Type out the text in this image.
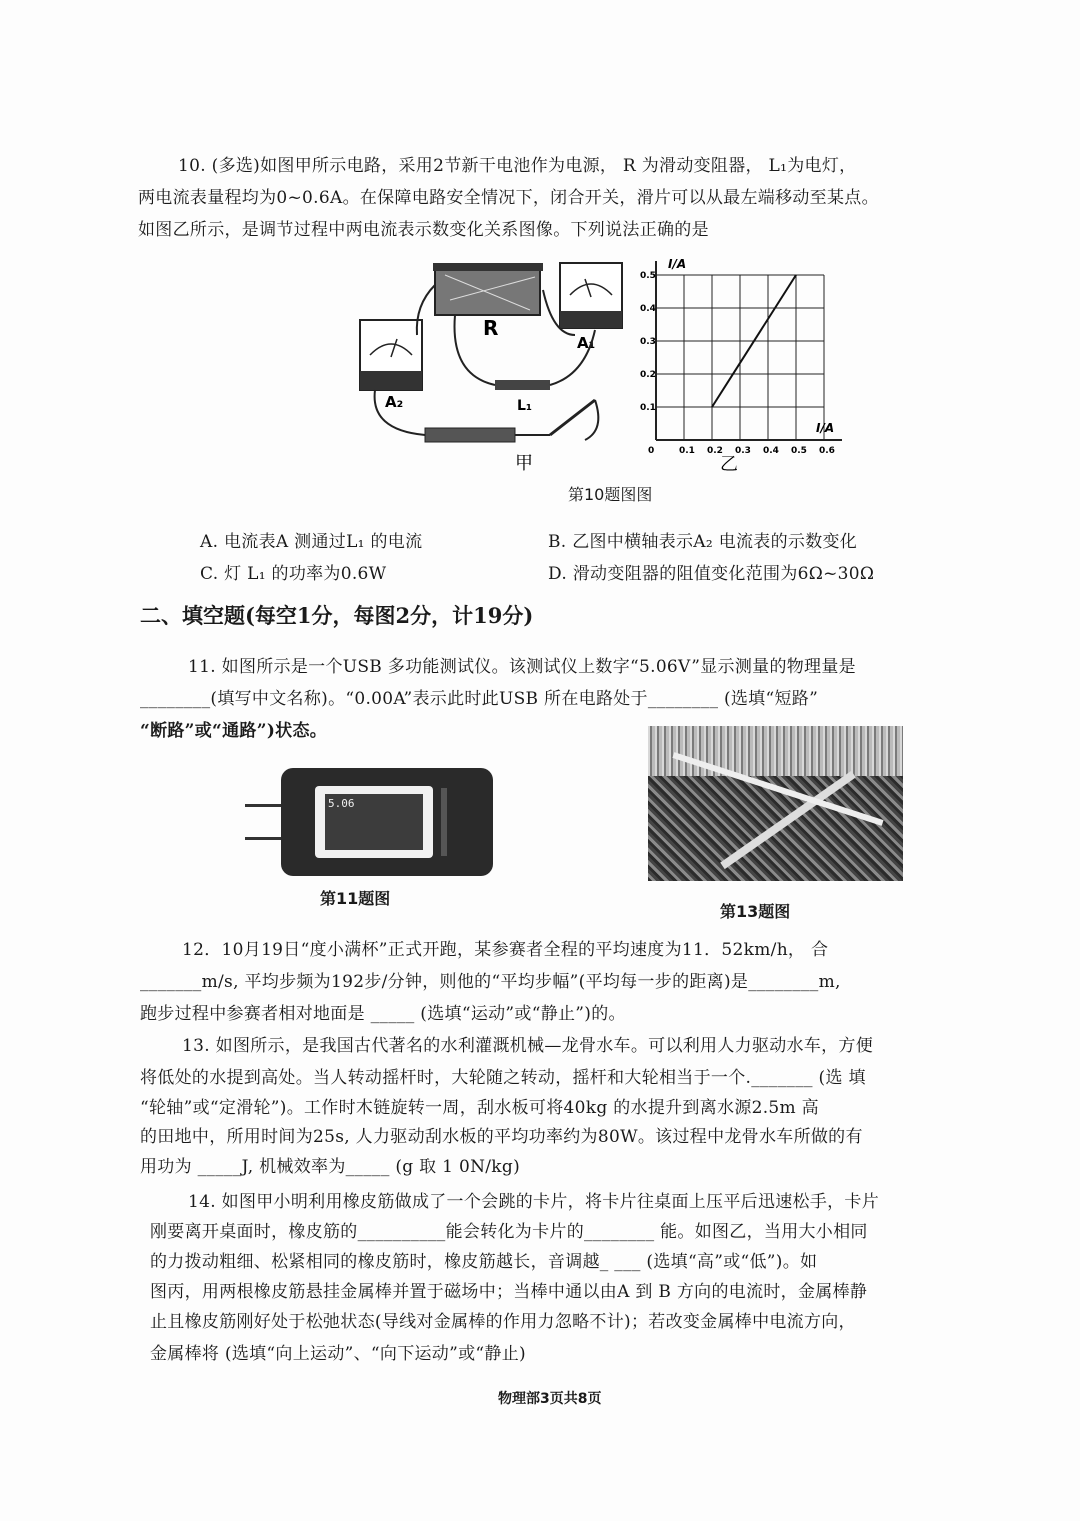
10. (多选)如图甲所示电路，采用2节新干电池作为电源， R 为滑动变阻器， L₁为电灯，
两电流表量程均为0~0.6A。在保障电路安全情况下，闭合开关，滑片可以从最左端移动至某点。
如图乙所示，是调节过程中两电流表示数变化关系图像。下列说法正确的是
R
A₁
A₂	L₁
甲
0	0.1 0.2 0.3 0.4 0.5 0.6
0.1
0.2
0.3
0.4
0.5
I/A
I/A
乙
第10题图图
A. 电流表A 测通过L₁ 的电流	B. 乙图中横轴表示A₂ 电流表的示数变化
C. 灯 L₁ 的功率为0.6W	D. 滑动变阻器的阻值变化范围为6Ω~30Ω
二、填空题(每空1分，每图2分，计19分)
11. 如图所示是一个USB 多功能测试仪。该测试仪上数字“5.06V”显示测量的物理量是
________(填写中文名称)。“0.00A”表示此时此USB 所在电路处于________ (选填“短路”
“断路”或“通路”)状态。
5.06
第11题图
第13题图
12．10月19日“度小满杯”正式开跑，某参赛者全程的平均速度为11．52km/h， 合
_______m/s, 平均步频为192步/分钟，则他的“平均步幅”(平均每一步的距离)是________m,
跑步过程中参赛者相对地面是 _____ (选填“运动”或“静止”)的。
13. 如图所示，是我国古代著名的水利灌溉机械—龙骨水车。可以利用人力驱动水车，方便
将低处的水提到高处。当人转动摇杆时，大轮随之转动，摇杆和大轮相当于一个._______ (选 填
“轮轴”或“定滑轮”)。工作时木链旋转一周，刮水板可将40kg 的水提升到离水源2.5m 高
的田地中，所用时间为25s, 人力驱动刮水板的平均功率约为80W。该过程中龙骨水车所做的有
用功为 _____J, 机械效率为_____ (g 取 1 0N/kg)
14. 如图甲小明利用橡皮筋做成了一个会跳的卡片，将卡片往桌面上压平后迅速松手，卡片
刚要离开桌面时，橡皮筋的__________能会转化为卡片的________ 能。如图乙，当用大小相同
的力拨动粗细、松紧相同的橡皮筋时，橡皮筋越长，音调越_ ___ (选填“高”或“低”)。如
图丙，用两根橡皮筋悬挂金属棒并置于磁场中；当棒中通以由A 到 B 方向的电流时，金属棒静
止且橡皮筋刚好处于松弛状态(导线对金属棒的作用力忽略不计)；若改变金属棒中电流方向，
金属棒将 (选填“向上运动”、“向下运动”或“静止)
物理部3页共8页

## TASK PROMPT
Copy every entry word for word, but omit the pictures.

## ANSWER FOR THIS EXERCISE
Type out the text in this image.
10. (多选)如图甲所示电路，采用2节新干电池作为电源， R 为滑动变阻器， L₁为电灯，
两电流表量程均为0~0.6A。在保障电路安全情况下，闭合开关，滑片可以从最左端移动至某点。
如图乙所示，是调节过程中两电流表示数变化关系图像。下列说法正确的是
R
A₁
A₂	L₁
甲
0	0.1 0.2 0.3 0.4 0.5 0.6
0.1
0.2
0.3
0.4
0.5
I/A
I/A
乙
第10题图图
A. 电流表A 测通过L₁ 的电流	B. 乙图中横轴表示A₂ 电流表的示数变化
C. 灯 L₁ 的功率为0.6W	D. 滑动变阻器的阻值变化范围为6Ω~30Ω
二、填空题(每空1分，每图2分，计19分)
11. 如图所示是一个USB 多功能测试仪。该测试仪上数字“5.06V”显示测量的物理量是
________(填写中文名称)。“0.00A”表示此时此USB 所在电路处于________ (选填“短路”
“断路”或“通路”)状态。
5.06
第11题图
第13题图
12．10月19日“度小满杯”正式开跑，某参赛者全程的平均速度为11．52km/h， 合
_______m/s, 平均步频为192步/分钟，则他的“平均步幅”(平均每一步的距离)是________m,
跑步过程中参赛者相对地面是 _____ (选填“运动”或“静止”)的。
13. 如图所示，是我国古代著名的水利灌溉机械—龙骨水车。可以利用人力驱动水车，方便
将低处的水提到高处。当人转动摇杆时，大轮随之转动，摇杆和大轮相当于一个._______ (选 填
“轮轴”或“定滑轮”)。工作时木链旋转一周，刮水板可将40kg 的水提升到离水源2.5m 高
的田地中，所用时间为25s, 人力驱动刮水板的平均功率约为80W。该过程中龙骨水车所做的有
用功为 _____J, 机械效率为_____ (g 取 1 0N/kg)
14. 如图甲小明利用橡皮筋做成了一个会跳的卡片，将卡片往桌面上压平后迅速松手，卡片
刚要离开桌面时，橡皮筋的__________能会转化为卡片的________ 能。如图乙，当用大小相同
的力拨动粗细、松紧相同的橡皮筋时，橡皮筋越长，音调越_ ___ (选填“高”或“低”)。如
图丙，用两根橡皮筋悬挂金属棒并置于磁场中；当棒中通以由A 到 B 方向的电流时，金属棒静
止且橡皮筋刚好处于松弛状态(导线对金属棒的作用力忽略不计)；若改变金属棒中电流方向，
金属棒将 (选填“向上运动”、“向下运动”或“静止)
物理部3页共8页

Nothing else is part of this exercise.